If a line in the listing below holds the word "THREE", it counts toward the total; report that total alone.

______________________________

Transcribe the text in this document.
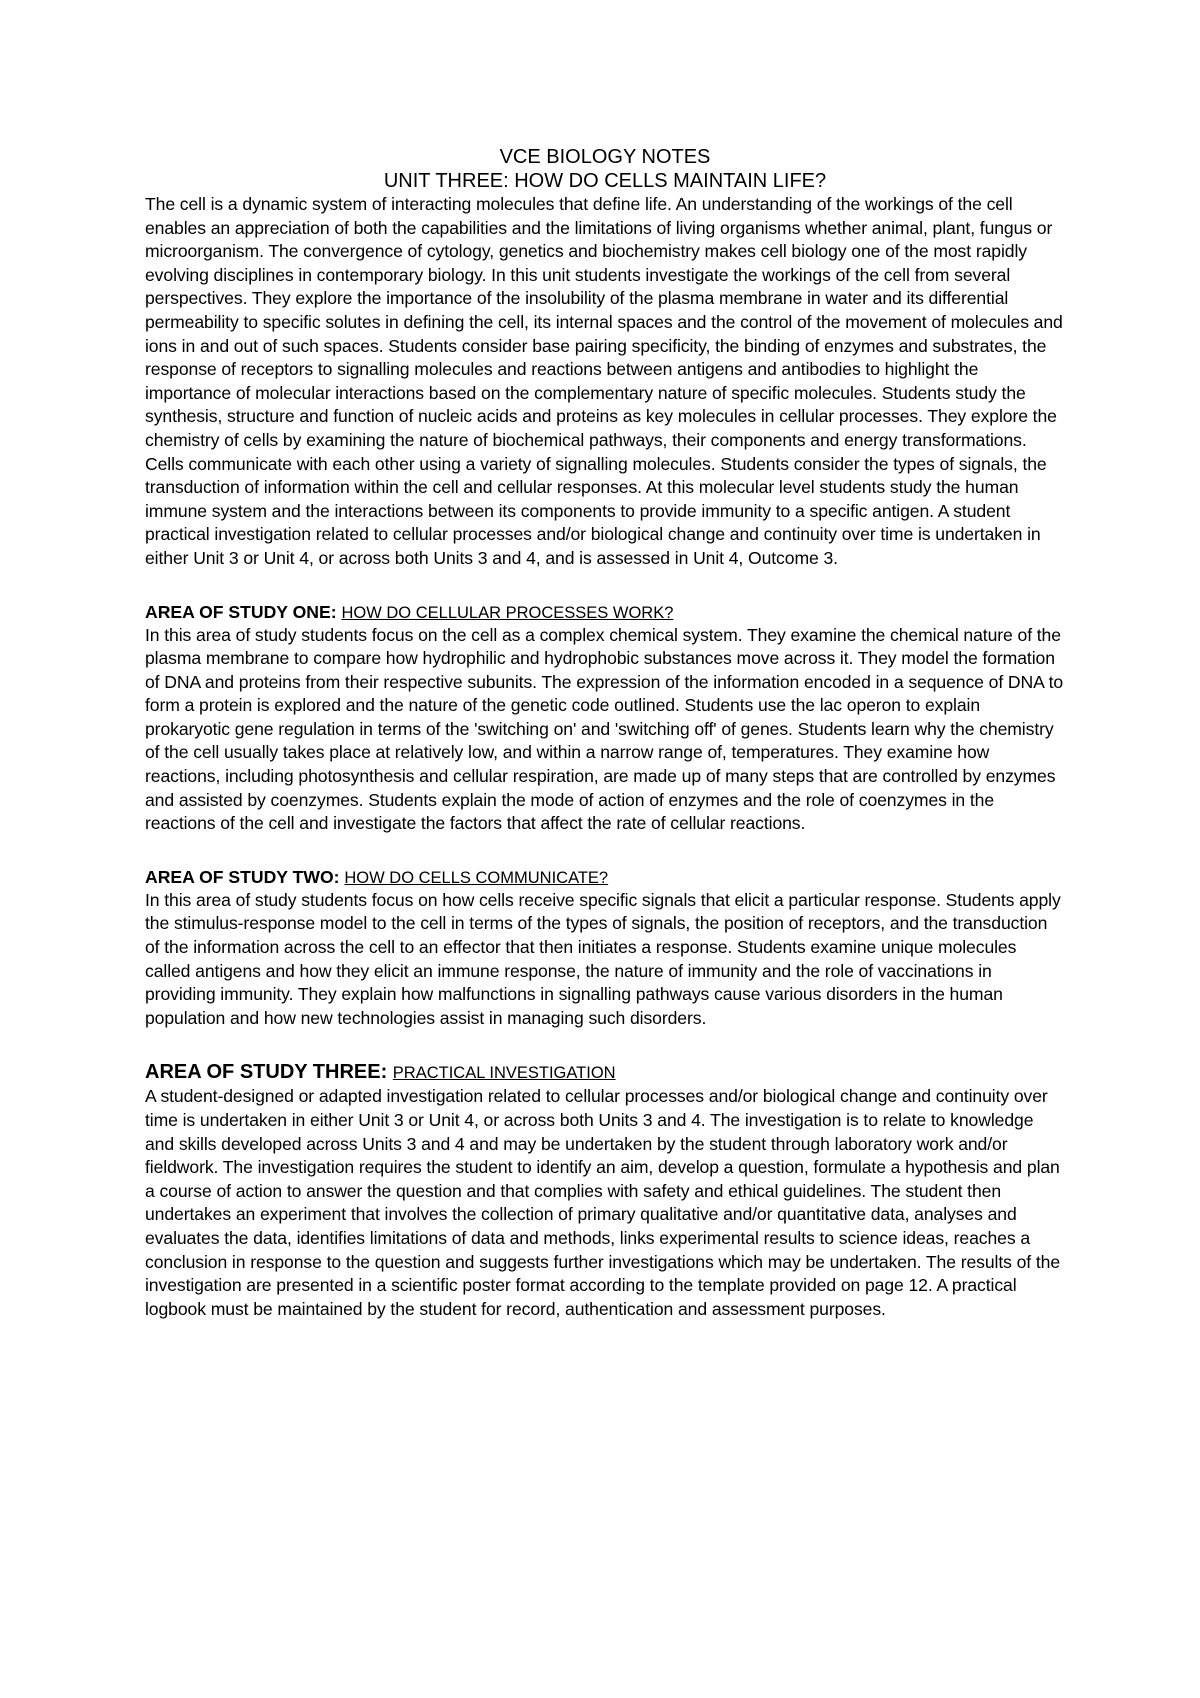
VCE BIOLOGY NOTES

UNIT THREE: HOW DO CELLS MAINTAIN LIFE?

The cell is a dynamic system of interacting molecules that define life. An understanding of the workings of the cell enables an appreciation of both the capabilities and the limitations of living organisms whether animal, plant, fungus or microorganism. The convergence of cytology, genetics and biochemistry makes cell biology one of the most rapidly evolving disciplines in contemporary biology. In this unit students investigate the workings of the cell from several perspectives. They explore the importance of the insolubility of the plasma membrane in water and its differential permeability to specific solutes in defining the cell, its internal spaces and the control of the movement of molecules and ions in and out of such spaces. Students consider base pairing specificity, the binding of enzymes and substrates, the response of receptors to signalling molecules and reactions between antigens and antibodies to highlight the importance of molecular interactions based on the complementary nature of specific molecules. Students study the synthesis, structure and function of nucleic acids and proteins as key molecules in cellular processes. They explore the chemistry of cells by examining the nature of biochemical pathways, their components and energy transformations. Cells communicate with each other using a variety of signalling molecules. Students consider the types of signals, the transduction of information within the cell and cellular responses. At this molecular level students study the human immune system and the interactions between its components to provide immunity to a specific antigen. A student practical investigation related to cellular processes and/or biological change and continuity over time is undertaken in either Unit 3 or Unit 4, or across both Units 3 and 4, and is assessed in Unit 4, Outcome 3.

AREA OF STUDY ONE: HOW DO CELLULAR PROCESSES WORK?

In this area of study students focus on the cell as a complex chemical system. They examine the chemical nature of the plasma membrane to compare how hydrophilic and hydrophobic substances move across it. They model the formation of DNA and proteins from their respective subunits. The expression of the information encoded in a sequence of DNA to form a protein is explored and the nature of the genetic code outlined. Students use the lac operon to explain prokaryotic gene regulation in terms of the 'switching on' and 'switching off' of genes. Students learn why the chemistry of the cell usually takes place at relatively low, and within a narrow range of, temperatures. They examine how reactions, including photosynthesis and cellular respiration, are made up of many steps that are controlled by enzymes and assisted by coenzymes. Students explain the mode of action of enzymes and the role of coenzymes in the reactions of the cell and investigate the factors that affect the rate of cellular reactions.

AREA OF STUDY TWO: HOW DO CELLS COMMUNICATE?

In this area of study students focus on how cells receive specific signals that elicit a particular response. Students apply the stimulus-response model to the cell in terms of the types of signals, the position of receptors, and the transduction of the information across the cell to an effector that then initiates a response. Students examine unique molecules called antigens and how they elicit an immune response, the nature of immunity and the role of vaccinations in providing immunity. They explain how malfunctions in signalling pathways cause various disorders in the human population and how new technologies assist in managing such disorders.

AREA OF STUDY THREE: PRACTICAL INVESTIGATION

A student-designed or adapted investigation related to cellular processes and/or biological change and continuity over time is undertaken in either Unit 3 or Unit 4, or across both Units 3 and 4. The investigation is to relate to knowledge and skills developed across Units 3 and 4 and may be undertaken by the student through laboratory work and/or fieldwork. The investigation requires the student to identify an aim, develop a question, formulate a hypothesis and plan a course of action to answer the question and that complies with safety and ethical guidelines. The student then undertakes an experiment that involves the collection of primary qualitative and/or quantitative data, analyses and evaluates the data, identifies limitations of data and methods, links experimental results to science ideas, reaches a conclusion in response to the question and suggests further investigations which may be undertaken. The results of the investigation are presented in a scientific poster format according to the template provided on page 12. A practical logbook must be maintained by the student for record, authentication and assessment purposes.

______________________________

**Expected answer**
2